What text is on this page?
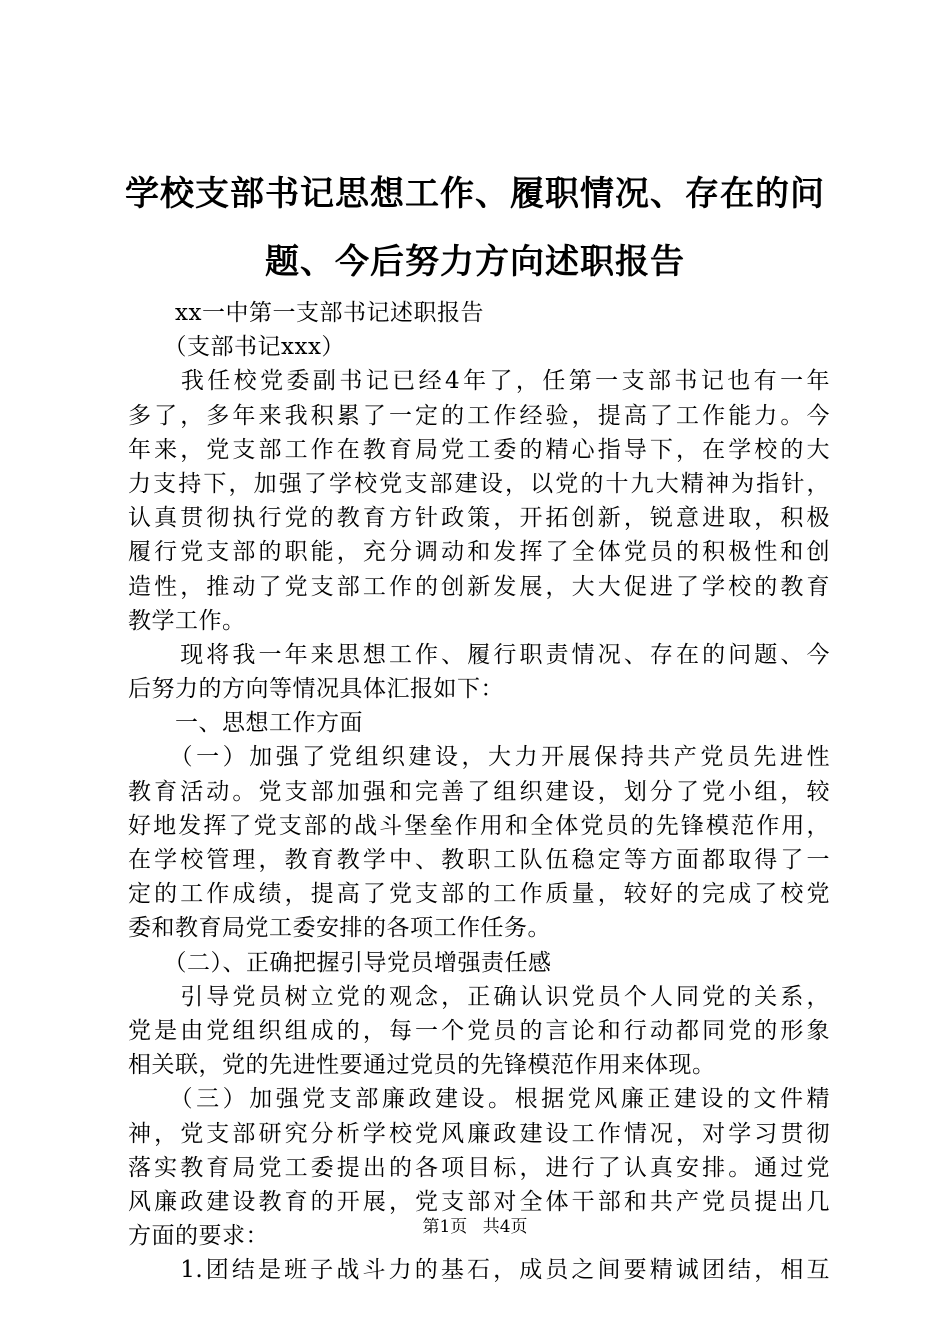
学校支部书记思想工作、履职情况、存在的问
题、今后努力方向述职报告
　　xx一中第一支部书记述职报告
　　（支部书记xxx）
　　我任校党委副书记已经4年了，任第一支部书记也有一年
多了，多年来我积累了一定的工作经验，提高了工作能力。今
年来，党支部工作在教育局党工委的精心指导下，在学校的大
力支持下，加强了学校党支部建设，以党的十九大精神为指针，
认真贯彻执行党的教育方针政策，开拓创新，锐意进取，积极
履行党支部的职能，充分调动和发挥了全体党员的积极性和创
造性，推动了党支部工作的创新发展，大大促进了学校的教育
教学工作。
　　现将我一年来思想工作、履行职责情况、存在的问题、今
后努力的方向等情况具体汇报如下：
　　一、思想工作方面
　　（一）加强了党组织建设，大力开展保持共产党员先进性
教育活动。党支部加强和完善了组织建设，划分了党小组，较
好地发挥了党支部的战斗堡垒作用和全体党员的先锋模范作用，
在学校管理，教育教学中、教职工队伍稳定等方面都取得了一
定的工作成绩，提高了党支部的工作质量，较好的完成了校党
委和教育局党工委安排的各项工作任务。
　　（二）、正确把握引导党员增强责任感
　　引导党员树立党的观念，正确认识党员个人同党的关系，
党是由党组织组成的，每一个党员的言论和行动都同党的形象
相关联，党的先进性要通过党员的先锋模范作用来体现。
　　（三）加强党支部廉政建设。根据党风廉正建设的文件精
神，党支部研究分析学校党风廉政建设工作情况，对学习贯彻
落实教育局党工委提出的各项目标，进行了认真安排。通过党
风廉政建设教育的开展，党支部对全体干部和共产党员提出几
方面的要求：
　　1.团结是班子战斗力的基石，成员之间要精诚团结，相互
第1页 共4页
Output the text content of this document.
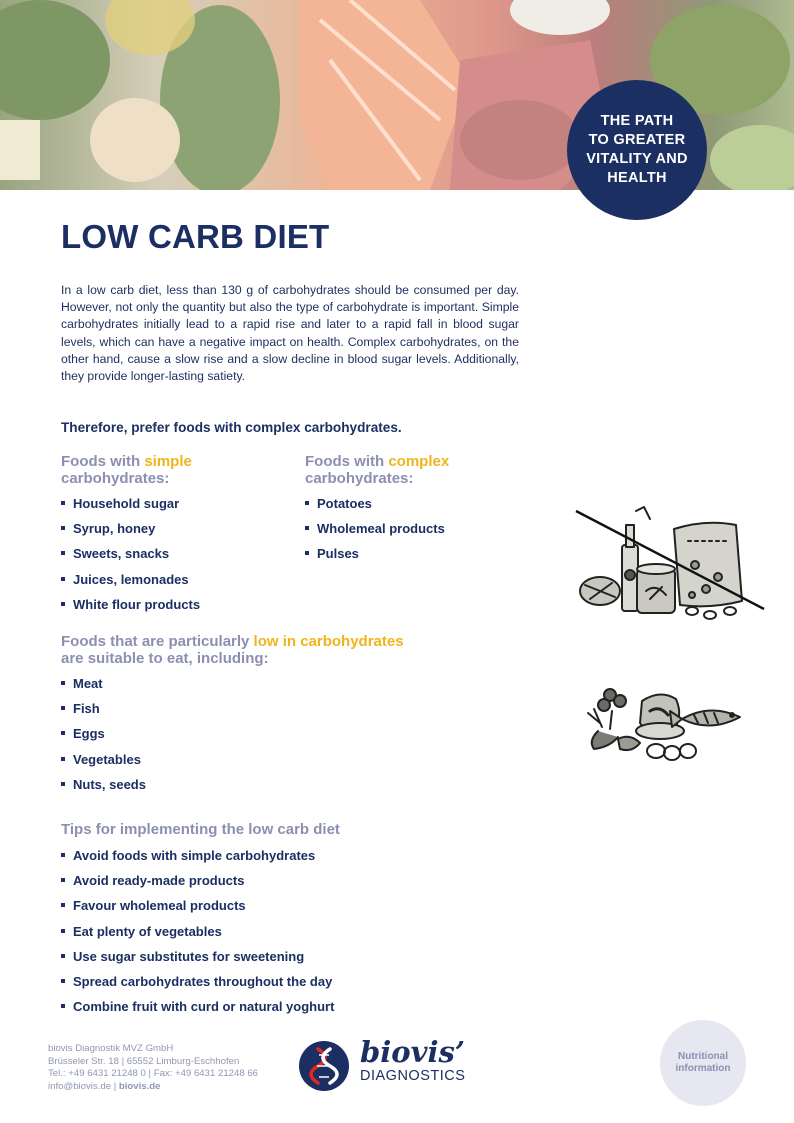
THE PATH
TO GREATER
VITALITY AND
HEALTH
LOW CARB DIET

In a low carb diet, less than 130 g of carbohydrates should be consumed per day. However, not only the quantity but also the type of carbohydrate is important. Simple carbohydrates initially lead to a rapid rise and later to a rapid fall in blood sugar levels, which can have a negative impact on health. Complex carbohydrates, on the other hand, cause a slow rise and a slow decline in blood sugar levels. Additionally, they provide longer-lasting satiety.

Therefore, prefer foods with complex carbohydrates.

Foods with simple
carbohydrates:
Household sugar
Syrup, honey
Sweets, snacks
Juices, lemonades
White flour products
Foods with complex
carbohydrates:
Potatoes
Wholemeal products
Pulses
Foods that are particularly low in carbohydrates
are suitable to eat, including:
Meat
Fish
Eggs
Vegetables
Nuts, seeds
Tips for implementing the low carb diet
Avoid foods with simple carbohydrates
Avoid ready-made products
Favour wholemeal products
Eat plenty of vegetables
Use sugar substitutes for sweetening
Spread carbohydrates throughout the day
Combine fruit with curd or natural yoghurt
biovis Diagnostik MVZ GmbH
Brüsseler Str. 18 | 65552 Limburg-Eschhofen
Tel.: +49 6431 21248 0 | Fax: +49 6431 21248 66
info@biovis.de | biovis.de
biovis’
DIAGNOSTICS
Nutritional
information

•••

- Requirements: Excluding the pictures, restate the records above word for word.

- Response:
What text is on this page?
学校支部书记思想工作、履职情况、存在的问
题、今后努力方向述职报告
　　xx一中第一支部书记述职报告
　　（支部书记xxx）
　　我任校党委副书记已经4年了，任第一支部书记也有一年
多了，多年来我积累了一定的工作经验，提高了工作能力。今
年来，党支部工作在教育局党工委的精心指导下，在学校的大
力支持下，加强了学校党支部建设，以党的十九大精神为指针，
认真贯彻执行党的教育方针政策，开拓创新，锐意进取，积极
履行党支部的职能，充分调动和发挥了全体党员的积极性和创
造性，推动了党支部工作的创新发展，大大促进了学校的教育
教学工作。
　　现将我一年来思想工作、履行职责情况、存在的问题、今
后努力的方向等情况具体汇报如下：
　　一、思想工作方面
　　（一）加强了党组织建设，大力开展保持共产党员先进性
教育活动。党支部加强和完善了组织建设，划分了党小组，较
好地发挥了党支部的战斗堡垒作用和全体党员的先锋模范作用，
在学校管理，教育教学中、教职工队伍稳定等方面都取得了一
定的工作成绩，提高了党支部的工作质量，较好的完成了校党
委和教育局党工委安排的各项工作任务。
　　（二）、正确把握引导党员增强责任感
　　引导党员树立党的观念，正确认识党员个人同党的关系，
党是由党组织组成的，每一个党员的言论和行动都同党的形象
相关联，党的先进性要通过党员的先锋模范作用来体现。
　　（三）加强党支部廉政建设。根据党风廉正建设的文件精
神，党支部研究分析学校党风廉政建设工作情况，对学习贯彻
落实教育局党工委提出的各项目标，进行了认真安排。通过党
风廉政建设教育的开展，党支部对全体干部和共产党员提出几
方面的要求：
　　1.团结是班子战斗力的基石，成员之间要精诚团结，相互
第1页 共4页
Output the text content of this document.
THE PATH
TO GREATER
VITALITY AND
HEALTH
LOW CARB DIET

In a low carb diet, less than 130 g of carbohydrates should be consumed per day. However, not only the quantity but also the type of carbohydrate is important. Simple carbohydrates initially lead to a rapid rise and later to a rapid fall in blood sugar levels, which can have a negative impact on health. Complex carbohydrates, on the other hand, cause a slow rise and a slow decline in blood sugar levels. Additionally, they provide longer-lasting satiety.

Therefore, prefer foods with complex carbohydrates.

Foods with simple
carbohydrates:
Household sugar
Syrup, honey
Sweets, snacks
Juices, lemonades
White flour products
Foods with complex
carbohydrates:
Potatoes
Wholemeal products
Pulses
Foods that are particularly low in carbohydrates
are suitable to eat, including:
Meat
Fish
Eggs
Vegetables
Nuts, seeds
Tips for implementing the low carb diet
Avoid foods with simple carbohydrates
Avoid ready-made products
Favour wholemeal products
Eat plenty of vegetables
Use sugar substitutes for sweetening
Spread carbohydrates throughout the day
Combine fruit with curd or natural yoghurt
biovis Diagnostik MVZ GmbH
Brüsseler Str. 18 | 65552 Limburg-Eschhofen
Tel.: +49 6431 21248 0 | Fax: +49 6431 21248 66
info@biovis.de | biovis.de
biovis’
DIAGNOSTICS
Nutritional
information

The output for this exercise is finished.